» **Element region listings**
------------------------------

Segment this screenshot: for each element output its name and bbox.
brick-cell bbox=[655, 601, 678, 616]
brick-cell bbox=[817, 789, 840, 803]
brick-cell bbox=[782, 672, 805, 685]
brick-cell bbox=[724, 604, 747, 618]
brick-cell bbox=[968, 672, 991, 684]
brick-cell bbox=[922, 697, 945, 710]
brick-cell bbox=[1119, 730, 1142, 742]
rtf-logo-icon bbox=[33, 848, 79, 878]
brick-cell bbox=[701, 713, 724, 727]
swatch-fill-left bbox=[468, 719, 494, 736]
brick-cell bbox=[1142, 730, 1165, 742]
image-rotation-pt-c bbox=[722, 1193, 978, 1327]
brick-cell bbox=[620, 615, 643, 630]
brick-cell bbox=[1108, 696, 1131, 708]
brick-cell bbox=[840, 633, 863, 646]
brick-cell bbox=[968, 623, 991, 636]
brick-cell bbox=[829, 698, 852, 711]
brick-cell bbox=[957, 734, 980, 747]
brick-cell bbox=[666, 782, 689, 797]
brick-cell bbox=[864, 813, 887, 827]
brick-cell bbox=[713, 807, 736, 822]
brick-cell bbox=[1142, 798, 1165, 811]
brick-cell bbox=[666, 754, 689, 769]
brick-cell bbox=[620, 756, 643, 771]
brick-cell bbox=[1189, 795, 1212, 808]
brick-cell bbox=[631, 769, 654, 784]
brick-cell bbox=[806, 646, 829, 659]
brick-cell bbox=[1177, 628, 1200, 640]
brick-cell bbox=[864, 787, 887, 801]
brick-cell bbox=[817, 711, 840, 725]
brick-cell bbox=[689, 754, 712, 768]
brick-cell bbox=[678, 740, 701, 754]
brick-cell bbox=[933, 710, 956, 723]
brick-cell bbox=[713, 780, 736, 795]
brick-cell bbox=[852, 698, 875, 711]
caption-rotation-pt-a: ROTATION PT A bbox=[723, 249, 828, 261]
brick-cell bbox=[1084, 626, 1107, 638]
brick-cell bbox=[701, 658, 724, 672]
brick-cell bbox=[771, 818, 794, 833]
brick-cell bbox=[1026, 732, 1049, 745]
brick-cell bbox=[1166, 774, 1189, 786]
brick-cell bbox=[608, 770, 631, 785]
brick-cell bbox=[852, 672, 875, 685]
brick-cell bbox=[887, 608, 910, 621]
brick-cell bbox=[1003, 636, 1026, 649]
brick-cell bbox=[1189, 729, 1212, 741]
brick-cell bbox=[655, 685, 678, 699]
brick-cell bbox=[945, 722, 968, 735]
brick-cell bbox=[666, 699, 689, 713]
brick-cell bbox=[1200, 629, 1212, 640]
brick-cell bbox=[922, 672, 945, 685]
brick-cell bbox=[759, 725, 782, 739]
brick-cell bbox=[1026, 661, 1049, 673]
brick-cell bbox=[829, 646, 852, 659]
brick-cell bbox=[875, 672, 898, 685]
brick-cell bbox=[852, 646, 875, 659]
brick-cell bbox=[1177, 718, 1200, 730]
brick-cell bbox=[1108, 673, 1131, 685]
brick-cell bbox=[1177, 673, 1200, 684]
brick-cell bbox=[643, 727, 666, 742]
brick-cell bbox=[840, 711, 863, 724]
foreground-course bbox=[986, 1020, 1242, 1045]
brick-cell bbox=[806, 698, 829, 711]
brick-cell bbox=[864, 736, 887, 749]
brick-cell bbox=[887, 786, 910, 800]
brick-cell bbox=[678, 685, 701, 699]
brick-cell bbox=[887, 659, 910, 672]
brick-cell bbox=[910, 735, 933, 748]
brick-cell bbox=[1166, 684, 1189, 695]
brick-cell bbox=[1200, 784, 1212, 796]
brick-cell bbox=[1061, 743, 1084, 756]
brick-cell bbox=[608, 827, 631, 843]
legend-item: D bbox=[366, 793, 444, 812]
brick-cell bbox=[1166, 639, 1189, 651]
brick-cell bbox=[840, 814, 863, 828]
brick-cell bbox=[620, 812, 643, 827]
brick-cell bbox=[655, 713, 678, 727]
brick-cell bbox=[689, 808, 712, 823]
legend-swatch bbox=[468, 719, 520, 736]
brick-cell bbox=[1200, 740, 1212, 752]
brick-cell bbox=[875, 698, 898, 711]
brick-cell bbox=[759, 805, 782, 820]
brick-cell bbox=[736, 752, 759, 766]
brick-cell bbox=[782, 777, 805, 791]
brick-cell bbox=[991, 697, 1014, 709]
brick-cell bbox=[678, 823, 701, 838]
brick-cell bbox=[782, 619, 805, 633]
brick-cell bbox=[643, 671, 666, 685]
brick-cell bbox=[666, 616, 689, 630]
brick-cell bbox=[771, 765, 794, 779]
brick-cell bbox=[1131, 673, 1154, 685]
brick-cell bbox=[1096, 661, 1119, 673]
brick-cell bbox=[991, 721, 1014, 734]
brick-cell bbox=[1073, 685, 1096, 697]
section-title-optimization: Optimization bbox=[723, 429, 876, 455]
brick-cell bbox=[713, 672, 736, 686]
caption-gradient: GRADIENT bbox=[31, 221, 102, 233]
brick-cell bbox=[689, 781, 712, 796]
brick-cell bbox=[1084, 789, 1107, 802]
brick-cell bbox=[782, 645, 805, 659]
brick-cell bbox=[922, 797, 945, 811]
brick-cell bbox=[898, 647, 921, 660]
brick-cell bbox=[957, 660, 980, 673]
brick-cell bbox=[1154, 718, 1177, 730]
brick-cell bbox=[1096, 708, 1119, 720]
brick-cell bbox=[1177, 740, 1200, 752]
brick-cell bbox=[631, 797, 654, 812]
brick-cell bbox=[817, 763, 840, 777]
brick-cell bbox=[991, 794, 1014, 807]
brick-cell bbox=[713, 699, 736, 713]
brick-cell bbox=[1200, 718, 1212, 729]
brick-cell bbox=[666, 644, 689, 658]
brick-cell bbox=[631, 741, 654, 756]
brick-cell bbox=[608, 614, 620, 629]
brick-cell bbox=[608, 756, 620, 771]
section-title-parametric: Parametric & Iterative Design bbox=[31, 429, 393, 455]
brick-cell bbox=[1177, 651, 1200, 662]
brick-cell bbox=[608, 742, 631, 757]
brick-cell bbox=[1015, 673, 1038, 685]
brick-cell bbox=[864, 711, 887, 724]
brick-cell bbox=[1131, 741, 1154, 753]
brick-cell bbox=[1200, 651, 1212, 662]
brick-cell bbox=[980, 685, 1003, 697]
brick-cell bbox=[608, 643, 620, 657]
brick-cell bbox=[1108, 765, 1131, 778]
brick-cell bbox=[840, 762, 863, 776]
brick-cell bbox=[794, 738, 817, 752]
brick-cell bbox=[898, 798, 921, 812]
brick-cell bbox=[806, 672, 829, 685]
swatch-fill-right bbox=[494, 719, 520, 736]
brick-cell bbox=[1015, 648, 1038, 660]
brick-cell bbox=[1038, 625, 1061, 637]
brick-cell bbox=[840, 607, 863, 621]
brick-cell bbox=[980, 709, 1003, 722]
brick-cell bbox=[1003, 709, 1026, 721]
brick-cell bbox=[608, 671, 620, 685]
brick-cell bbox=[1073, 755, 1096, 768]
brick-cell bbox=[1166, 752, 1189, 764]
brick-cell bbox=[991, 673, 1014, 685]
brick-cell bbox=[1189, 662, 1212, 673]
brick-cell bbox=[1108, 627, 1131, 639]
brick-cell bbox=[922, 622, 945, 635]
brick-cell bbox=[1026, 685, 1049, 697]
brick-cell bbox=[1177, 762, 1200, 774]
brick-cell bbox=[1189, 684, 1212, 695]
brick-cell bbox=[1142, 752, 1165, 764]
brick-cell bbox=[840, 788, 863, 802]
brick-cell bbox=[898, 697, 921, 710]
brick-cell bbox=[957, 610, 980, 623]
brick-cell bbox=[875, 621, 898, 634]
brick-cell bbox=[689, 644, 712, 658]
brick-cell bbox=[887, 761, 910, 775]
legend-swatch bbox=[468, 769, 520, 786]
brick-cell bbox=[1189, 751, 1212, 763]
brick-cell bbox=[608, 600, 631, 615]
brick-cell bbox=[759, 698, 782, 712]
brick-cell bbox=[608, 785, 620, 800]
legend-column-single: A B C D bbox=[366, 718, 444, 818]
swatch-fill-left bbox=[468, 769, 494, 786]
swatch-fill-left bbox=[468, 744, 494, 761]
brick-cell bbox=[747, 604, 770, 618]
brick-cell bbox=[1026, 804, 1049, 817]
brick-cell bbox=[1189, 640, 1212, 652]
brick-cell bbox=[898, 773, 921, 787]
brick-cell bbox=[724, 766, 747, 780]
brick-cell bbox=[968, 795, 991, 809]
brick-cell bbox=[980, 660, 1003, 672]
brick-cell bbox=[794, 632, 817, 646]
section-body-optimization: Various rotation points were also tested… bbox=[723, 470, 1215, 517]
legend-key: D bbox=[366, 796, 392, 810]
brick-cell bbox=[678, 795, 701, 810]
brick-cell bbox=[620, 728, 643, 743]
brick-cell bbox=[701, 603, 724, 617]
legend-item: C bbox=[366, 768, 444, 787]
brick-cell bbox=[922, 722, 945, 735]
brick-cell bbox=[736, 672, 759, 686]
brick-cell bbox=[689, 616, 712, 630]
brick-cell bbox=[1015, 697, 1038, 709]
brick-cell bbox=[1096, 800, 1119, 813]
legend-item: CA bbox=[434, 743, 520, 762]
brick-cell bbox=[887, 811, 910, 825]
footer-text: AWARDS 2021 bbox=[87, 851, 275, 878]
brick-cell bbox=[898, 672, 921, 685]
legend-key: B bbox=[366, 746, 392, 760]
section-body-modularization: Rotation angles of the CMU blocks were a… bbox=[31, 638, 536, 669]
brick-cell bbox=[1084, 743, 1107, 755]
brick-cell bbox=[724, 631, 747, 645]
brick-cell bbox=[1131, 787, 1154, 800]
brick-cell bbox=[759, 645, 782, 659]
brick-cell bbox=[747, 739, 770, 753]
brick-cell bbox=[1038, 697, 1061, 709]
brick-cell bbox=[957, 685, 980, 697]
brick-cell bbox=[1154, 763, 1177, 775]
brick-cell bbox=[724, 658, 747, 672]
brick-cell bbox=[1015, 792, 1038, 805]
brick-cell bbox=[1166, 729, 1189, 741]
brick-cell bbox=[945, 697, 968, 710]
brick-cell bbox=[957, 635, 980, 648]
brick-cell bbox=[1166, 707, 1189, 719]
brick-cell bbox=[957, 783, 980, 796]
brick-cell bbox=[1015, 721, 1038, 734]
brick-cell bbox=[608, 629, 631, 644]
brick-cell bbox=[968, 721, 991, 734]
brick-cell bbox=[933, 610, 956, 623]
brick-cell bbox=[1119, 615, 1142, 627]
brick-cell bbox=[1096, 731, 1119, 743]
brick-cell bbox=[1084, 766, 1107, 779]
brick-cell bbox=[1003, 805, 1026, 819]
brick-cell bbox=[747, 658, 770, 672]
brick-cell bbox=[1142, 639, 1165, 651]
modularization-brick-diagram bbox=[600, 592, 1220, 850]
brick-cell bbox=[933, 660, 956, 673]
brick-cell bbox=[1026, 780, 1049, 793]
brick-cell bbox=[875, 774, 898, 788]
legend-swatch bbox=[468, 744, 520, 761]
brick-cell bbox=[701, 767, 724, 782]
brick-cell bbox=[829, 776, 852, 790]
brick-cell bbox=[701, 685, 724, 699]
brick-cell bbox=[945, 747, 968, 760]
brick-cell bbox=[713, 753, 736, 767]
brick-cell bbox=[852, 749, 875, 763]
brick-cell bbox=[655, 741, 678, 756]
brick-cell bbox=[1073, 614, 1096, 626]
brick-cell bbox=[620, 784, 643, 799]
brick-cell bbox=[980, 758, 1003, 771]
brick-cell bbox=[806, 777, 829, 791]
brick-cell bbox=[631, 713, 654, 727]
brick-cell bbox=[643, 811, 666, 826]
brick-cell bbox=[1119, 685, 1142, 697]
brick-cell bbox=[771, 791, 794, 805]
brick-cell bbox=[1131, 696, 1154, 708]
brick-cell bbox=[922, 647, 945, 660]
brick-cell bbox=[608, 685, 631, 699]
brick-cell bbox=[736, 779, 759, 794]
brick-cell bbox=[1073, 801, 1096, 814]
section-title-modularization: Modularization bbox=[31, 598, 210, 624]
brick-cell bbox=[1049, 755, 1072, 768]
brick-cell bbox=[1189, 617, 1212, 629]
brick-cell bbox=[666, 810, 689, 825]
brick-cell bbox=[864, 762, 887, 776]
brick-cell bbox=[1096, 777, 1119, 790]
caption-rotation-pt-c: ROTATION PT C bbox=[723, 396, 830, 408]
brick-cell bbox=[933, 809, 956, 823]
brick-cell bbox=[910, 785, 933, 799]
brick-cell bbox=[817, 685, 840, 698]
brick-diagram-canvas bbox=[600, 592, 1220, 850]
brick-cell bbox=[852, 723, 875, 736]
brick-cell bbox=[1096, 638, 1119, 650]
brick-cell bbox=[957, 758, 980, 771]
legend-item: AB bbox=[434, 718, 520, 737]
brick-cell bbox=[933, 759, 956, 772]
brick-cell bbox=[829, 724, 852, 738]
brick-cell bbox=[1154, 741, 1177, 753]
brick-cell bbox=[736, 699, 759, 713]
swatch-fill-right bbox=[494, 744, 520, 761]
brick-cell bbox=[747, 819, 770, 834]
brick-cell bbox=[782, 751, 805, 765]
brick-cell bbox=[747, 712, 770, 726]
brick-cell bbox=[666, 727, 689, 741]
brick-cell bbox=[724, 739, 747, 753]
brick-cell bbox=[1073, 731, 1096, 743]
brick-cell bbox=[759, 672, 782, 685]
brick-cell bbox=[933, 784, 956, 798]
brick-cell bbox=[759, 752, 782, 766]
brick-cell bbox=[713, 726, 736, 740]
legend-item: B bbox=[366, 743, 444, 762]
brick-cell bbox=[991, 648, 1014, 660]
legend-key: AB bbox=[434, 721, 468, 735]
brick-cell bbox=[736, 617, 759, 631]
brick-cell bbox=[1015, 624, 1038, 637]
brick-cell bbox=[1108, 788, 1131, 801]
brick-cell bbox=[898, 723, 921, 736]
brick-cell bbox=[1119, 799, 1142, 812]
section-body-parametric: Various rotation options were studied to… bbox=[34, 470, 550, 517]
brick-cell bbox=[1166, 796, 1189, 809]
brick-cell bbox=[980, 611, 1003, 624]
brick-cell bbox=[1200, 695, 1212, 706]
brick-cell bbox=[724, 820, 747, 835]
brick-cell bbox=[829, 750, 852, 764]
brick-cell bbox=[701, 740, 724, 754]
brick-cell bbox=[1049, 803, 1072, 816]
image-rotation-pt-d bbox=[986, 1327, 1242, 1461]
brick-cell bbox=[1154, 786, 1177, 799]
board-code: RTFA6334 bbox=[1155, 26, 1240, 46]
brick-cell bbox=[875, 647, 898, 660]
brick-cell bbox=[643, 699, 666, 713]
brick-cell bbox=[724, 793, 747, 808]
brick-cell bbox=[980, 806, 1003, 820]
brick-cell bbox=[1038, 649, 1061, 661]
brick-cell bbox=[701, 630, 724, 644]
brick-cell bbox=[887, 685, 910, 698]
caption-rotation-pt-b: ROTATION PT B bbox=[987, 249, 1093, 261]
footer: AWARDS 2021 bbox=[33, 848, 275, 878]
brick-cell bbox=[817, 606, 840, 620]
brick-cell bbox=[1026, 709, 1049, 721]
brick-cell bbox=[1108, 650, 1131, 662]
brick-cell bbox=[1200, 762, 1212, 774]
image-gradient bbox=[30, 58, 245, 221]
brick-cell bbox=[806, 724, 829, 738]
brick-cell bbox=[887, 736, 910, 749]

------------------------------

» **Instruction**
Convert the lines above, from the first one through the line containing "brick-cell bbox=[957, 734, 980, 747]", into a JSON list of strings with one string per line and no blank lines.

» **Solution for this problem**
[
  "Segment this screenshot: for each element output its name and bbox.",
  "brick-cell bbox=[655, 601, 678, 616]",
  "brick-cell bbox=[817, 789, 840, 803]",
  "brick-cell bbox=[782, 672, 805, 685]",
  "brick-cell bbox=[724, 604, 747, 618]",
  "brick-cell bbox=[968, 672, 991, 684]",
  "brick-cell bbox=[922, 697, 945, 710]",
  "brick-cell bbox=[1119, 730, 1142, 742]",
  "rtf-logo-icon bbox=[33, 848, 79, 878]",
  "brick-cell bbox=[701, 713, 724, 727]",
  "swatch-fill-left bbox=[468, 719, 494, 736]",
  "brick-cell bbox=[1142, 730, 1165, 742]",
  "image-rotation-pt-c bbox=[722, 1193, 978, 1327]",
  "brick-cell bbox=[620, 615, 643, 630]",
  "brick-cell bbox=[1108, 696, 1131, 708]",
  "brick-cell bbox=[840, 633, 863, 646]",
  "brick-cell bbox=[968, 623, 991, 636]",
  "brick-cell bbox=[829, 698, 852, 711]",
  "brick-cell bbox=[957, 734, 980, 747]"
]